Data records
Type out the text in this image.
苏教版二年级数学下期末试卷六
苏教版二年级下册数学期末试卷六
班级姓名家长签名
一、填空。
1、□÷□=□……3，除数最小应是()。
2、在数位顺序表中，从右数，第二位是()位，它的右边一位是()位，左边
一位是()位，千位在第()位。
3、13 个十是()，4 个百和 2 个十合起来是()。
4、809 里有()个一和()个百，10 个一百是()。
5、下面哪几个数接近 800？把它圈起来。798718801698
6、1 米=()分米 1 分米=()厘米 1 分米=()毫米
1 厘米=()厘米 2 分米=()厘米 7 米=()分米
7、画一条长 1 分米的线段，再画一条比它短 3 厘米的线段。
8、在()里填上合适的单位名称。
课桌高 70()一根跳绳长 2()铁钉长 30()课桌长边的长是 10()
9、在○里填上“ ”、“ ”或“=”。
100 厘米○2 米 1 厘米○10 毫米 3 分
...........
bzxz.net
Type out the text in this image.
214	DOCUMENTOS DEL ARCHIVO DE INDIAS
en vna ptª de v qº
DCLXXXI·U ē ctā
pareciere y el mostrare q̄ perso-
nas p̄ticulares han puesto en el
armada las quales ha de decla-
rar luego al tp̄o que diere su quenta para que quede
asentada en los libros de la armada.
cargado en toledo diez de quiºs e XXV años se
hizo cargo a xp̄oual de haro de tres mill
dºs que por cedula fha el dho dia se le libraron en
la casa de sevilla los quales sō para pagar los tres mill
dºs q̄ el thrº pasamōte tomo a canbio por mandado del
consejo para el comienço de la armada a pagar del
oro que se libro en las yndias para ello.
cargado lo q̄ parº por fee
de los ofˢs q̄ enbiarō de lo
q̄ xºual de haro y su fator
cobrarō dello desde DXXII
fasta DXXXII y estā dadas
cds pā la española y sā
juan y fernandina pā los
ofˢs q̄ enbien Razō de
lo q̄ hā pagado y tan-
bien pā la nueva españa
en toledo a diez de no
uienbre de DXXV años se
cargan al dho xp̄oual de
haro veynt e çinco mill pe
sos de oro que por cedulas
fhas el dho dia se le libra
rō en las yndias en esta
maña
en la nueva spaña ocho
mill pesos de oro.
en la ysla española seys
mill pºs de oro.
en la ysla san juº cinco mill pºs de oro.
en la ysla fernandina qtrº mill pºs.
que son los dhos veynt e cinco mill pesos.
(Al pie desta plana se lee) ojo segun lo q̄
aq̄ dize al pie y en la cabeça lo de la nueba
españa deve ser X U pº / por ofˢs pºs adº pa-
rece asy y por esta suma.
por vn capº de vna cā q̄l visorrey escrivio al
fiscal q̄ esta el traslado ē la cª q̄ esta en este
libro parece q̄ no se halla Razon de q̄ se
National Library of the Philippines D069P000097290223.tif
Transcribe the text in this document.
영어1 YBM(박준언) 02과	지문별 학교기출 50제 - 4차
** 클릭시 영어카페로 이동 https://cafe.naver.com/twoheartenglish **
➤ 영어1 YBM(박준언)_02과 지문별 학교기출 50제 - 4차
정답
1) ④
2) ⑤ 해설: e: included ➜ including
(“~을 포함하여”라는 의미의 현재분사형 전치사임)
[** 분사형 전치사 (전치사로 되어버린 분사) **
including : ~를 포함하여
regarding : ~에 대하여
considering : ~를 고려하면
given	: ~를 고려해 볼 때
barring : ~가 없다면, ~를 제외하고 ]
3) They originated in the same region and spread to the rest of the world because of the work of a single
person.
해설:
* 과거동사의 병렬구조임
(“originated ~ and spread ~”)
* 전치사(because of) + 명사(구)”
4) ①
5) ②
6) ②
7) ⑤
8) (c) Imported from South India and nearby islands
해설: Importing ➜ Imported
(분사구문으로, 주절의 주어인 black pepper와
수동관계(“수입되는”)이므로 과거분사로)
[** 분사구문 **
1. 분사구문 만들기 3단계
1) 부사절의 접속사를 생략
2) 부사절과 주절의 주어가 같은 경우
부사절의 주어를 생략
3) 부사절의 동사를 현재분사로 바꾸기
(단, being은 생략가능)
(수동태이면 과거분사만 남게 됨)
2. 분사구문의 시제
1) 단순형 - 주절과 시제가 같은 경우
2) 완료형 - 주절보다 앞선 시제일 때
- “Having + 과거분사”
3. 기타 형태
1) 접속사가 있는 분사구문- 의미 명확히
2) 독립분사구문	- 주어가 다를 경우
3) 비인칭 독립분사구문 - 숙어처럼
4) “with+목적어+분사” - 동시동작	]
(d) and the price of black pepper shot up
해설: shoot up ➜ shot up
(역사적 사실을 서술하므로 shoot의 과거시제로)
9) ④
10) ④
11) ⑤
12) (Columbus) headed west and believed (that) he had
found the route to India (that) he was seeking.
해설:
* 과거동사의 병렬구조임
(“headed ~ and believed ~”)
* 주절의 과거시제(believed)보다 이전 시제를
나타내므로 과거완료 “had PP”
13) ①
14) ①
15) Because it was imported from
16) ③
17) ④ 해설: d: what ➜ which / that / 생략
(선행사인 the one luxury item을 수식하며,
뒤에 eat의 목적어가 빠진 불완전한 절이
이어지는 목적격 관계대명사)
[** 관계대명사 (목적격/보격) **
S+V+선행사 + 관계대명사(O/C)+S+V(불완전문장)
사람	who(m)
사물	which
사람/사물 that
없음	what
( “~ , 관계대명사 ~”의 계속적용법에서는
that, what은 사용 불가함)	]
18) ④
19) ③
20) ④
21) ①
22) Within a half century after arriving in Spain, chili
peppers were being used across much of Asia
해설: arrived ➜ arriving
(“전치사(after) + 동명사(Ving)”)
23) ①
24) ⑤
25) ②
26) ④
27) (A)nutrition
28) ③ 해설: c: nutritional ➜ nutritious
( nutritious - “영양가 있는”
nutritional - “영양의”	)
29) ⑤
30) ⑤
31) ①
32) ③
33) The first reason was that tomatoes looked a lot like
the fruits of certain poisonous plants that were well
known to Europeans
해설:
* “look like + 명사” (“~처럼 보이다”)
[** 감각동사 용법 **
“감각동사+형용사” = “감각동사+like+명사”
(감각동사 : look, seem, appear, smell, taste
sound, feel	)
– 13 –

• **Prompt**
Give back all the data exactly as written.

• **Right answer**
Type out the text in this image.
苏教版二年级数学下期末试卷六
苏教版二年级下册数学期末试卷六
班级姓名家长签名
一、填空。
1、□÷□=□……3，除数最小应是()。
2、在数位顺序表中，从右数，第二位是()位，它的右边一位是()位，左边
一位是()位，千位在第()位。
3、13 个十是()，4 个百和 2 个十合起来是()。
4、809 里有()个一和()个百，10 个一百是()。
5、下面哪几个数接近 800？把它圈起来。798718801698
6、1 米=()分米 1 分米=()厘米 1 分米=()毫米
1 厘米=()厘米 2 分米=()厘米 7 米=()分米
7、画一条长 1 分米的线段，再画一条比它短 3 厘米的线段。
8、在()里填上合适的单位名称。
课桌高 70()一根跳绳长 2()铁钉长 30()课桌长边的长是 10()
9、在○里填上“ ”、“ ”或“=”。
100 厘米○2 米 1 厘米○10 毫米 3 分
...........
bzxz.net
Type out the text in this image.
214	DOCUMENTOS DEL ARCHIVO DE INDIAS
en vna ptª de v qº
DCLXXXI·U ē ctā
pareciere y el mostrare q̄ perso-
nas p̄ticulares han puesto en el
armada las quales ha de decla-
rar luego al tp̄o que diere su quenta para que quede
asentada en los libros de la armada.
cargado en toledo diez de quiºs e XXV años se
hizo cargo a xp̄oual de haro de tres mill
dºs que por cedula fha el dho dia se le libraron en
la casa de sevilla los quales sō para pagar los tres mill
dºs q̄ el thrº pasamōte tomo a canbio por mandado del
consejo para el comienço de la armada a pagar del
oro que se libro en las yndias para ello.
cargado lo q̄ parº por fee
de los ofˢs q̄ enbiarō de lo
q̄ xºual de haro y su fator
cobrarō dello desde DXXII
fasta DXXXII y estā dadas
cds pā la española y sā
juan y fernandina pā los
ofˢs q̄ enbien Razō de
lo q̄ hā pagado y tan-
bien pā la nueva españa
en toledo a diez de no
uienbre de DXXV años se
cargan al dho xp̄oual de
haro veynt e çinco mill pe
sos de oro que por cedulas
fhas el dho dia se le libra
rō en las yndias en esta
maña
en la nueva spaña ocho
mill pesos de oro.
en la ysla española seys
mill pºs de oro.
en la ysla san juº cinco mill pºs de oro.
en la ysla fernandina qtrº mill pºs.
que son los dhos veynt e cinco mill pesos.
(Al pie desta plana se lee) ojo segun lo q̄
aq̄ dize al pie y en la cabeça lo de la nueba
españa deve ser X U pº / por ofˢs pºs adº pa-
rece asy y por esta suma.
por vn capº de vna cā q̄l visorrey escrivio al
fiscal q̄ esta el traslado ē la cª q̄ esta en este
libro parece q̄ no se halla Razon de q̄ se
National Library of the Philippines D069P000097290223.tif
Transcribe the text in this document.
영어1 YBM(박준언) 02과	지문별 학교기출 50제 - 4차
** 클릭시 영어카페로 이동 https://cafe.naver.com/twoheartenglish **
➤ 영어1 YBM(박준언)_02과 지문별 학교기출 50제 - 4차
정답
1) ④
2) ⑤ 해설: e: included ➜ including
(“~을 포함하여”라는 의미의 현재분사형 전치사임)
[** 분사형 전치사 (전치사로 되어버린 분사) **
including : ~를 포함하여
regarding : ~에 대하여
considering : ~를 고려하면
given	: ~를 고려해 볼 때
barring : ~가 없다면, ~를 제외하고 ]
3) They originated in the same region and spread to the rest of the world because of the work of a single
person.
해설:
* 과거동사의 병렬구조임
(“originated ~ and spread ~”)
* 전치사(because of) + 명사(구)”
4) ①
5) ②
6) ②
7) ⑤
8) (c) Imported from South India and nearby islands
해설: Importing ➜ Imported
(분사구문으로, 주절의 주어인 black pepper와
수동관계(“수입되는”)이므로 과거분사로)
[** 분사구문 **
1. 분사구문 만들기 3단계
1) 부사절의 접속사를 생략
2) 부사절과 주절의 주어가 같은 경우
부사절의 주어를 생략
3) 부사절의 동사를 현재분사로 바꾸기
(단, being은 생략가능)
(수동태이면 과거분사만 남게 됨)
2. 분사구문의 시제
1) 단순형 - 주절과 시제가 같은 경우
2) 완료형 - 주절보다 앞선 시제일 때
- “Having + 과거분사”
3. 기타 형태
1) 접속사가 있는 분사구문- 의미 명확히
2) 독립분사구문	- 주어가 다를 경우
3) 비인칭 독립분사구문 - 숙어처럼
4) “with+목적어+분사” - 동시동작	]
(d) and the price of black pepper shot up
해설: shoot up ➜ shot up
(역사적 사실을 서술하므로 shoot의 과거시제로)
9) ④
10) ④
11) ⑤
12) (Columbus) headed west and believed (that) he had
found the route to India (that) he was seeking.
해설:
* 과거동사의 병렬구조임
(“headed ~ and believed ~”)
* 주절의 과거시제(believed)보다 이전 시제를
나타내므로 과거완료 “had PP”
13) ①
14) ①
15) Because it was imported from
16) ③
17) ④ 해설: d: what ➜ which / that / 생략
(선행사인 the one luxury item을 수식하며,
뒤에 eat의 목적어가 빠진 불완전한 절이
이어지는 목적격 관계대명사)
[** 관계대명사 (목적격/보격) **
S+V+선행사 + 관계대명사(O/C)+S+V(불완전문장)
사람	who(m)
사물	which
사람/사물 that
없음	what
( “~ , 관계대명사 ~”의 계속적용법에서는
that, what은 사용 불가함)	]
18) ④
19) ③
20) ④
21) ①
22) Within a half century after arriving in Spain, chili
peppers were being used across much of Asia
해설: arrived ➜ arriving
(“전치사(after) + 동명사(Ving)”)
23) ①
24) ⑤
25) ②
26) ④
27) (A)nutrition
28) ③ 해설: c: nutritional ➜ nutritious
( nutritious - “영양가 있는”
nutritional - “영양의”	)
29) ⑤
30) ⑤
31) ①
32) ③
33) The first reason was that tomatoes looked a lot like
the fruits of certain poisonous plants that were well
known to Europeans
해설:
* “look like + 명사” (“~처럼 보이다”)
[** 감각동사 용법 **
“감각동사+형용사” = “감각동사+like+명사”
(감각동사 : look, seem, appear, smell, taste
sound, feel	)
– 13 –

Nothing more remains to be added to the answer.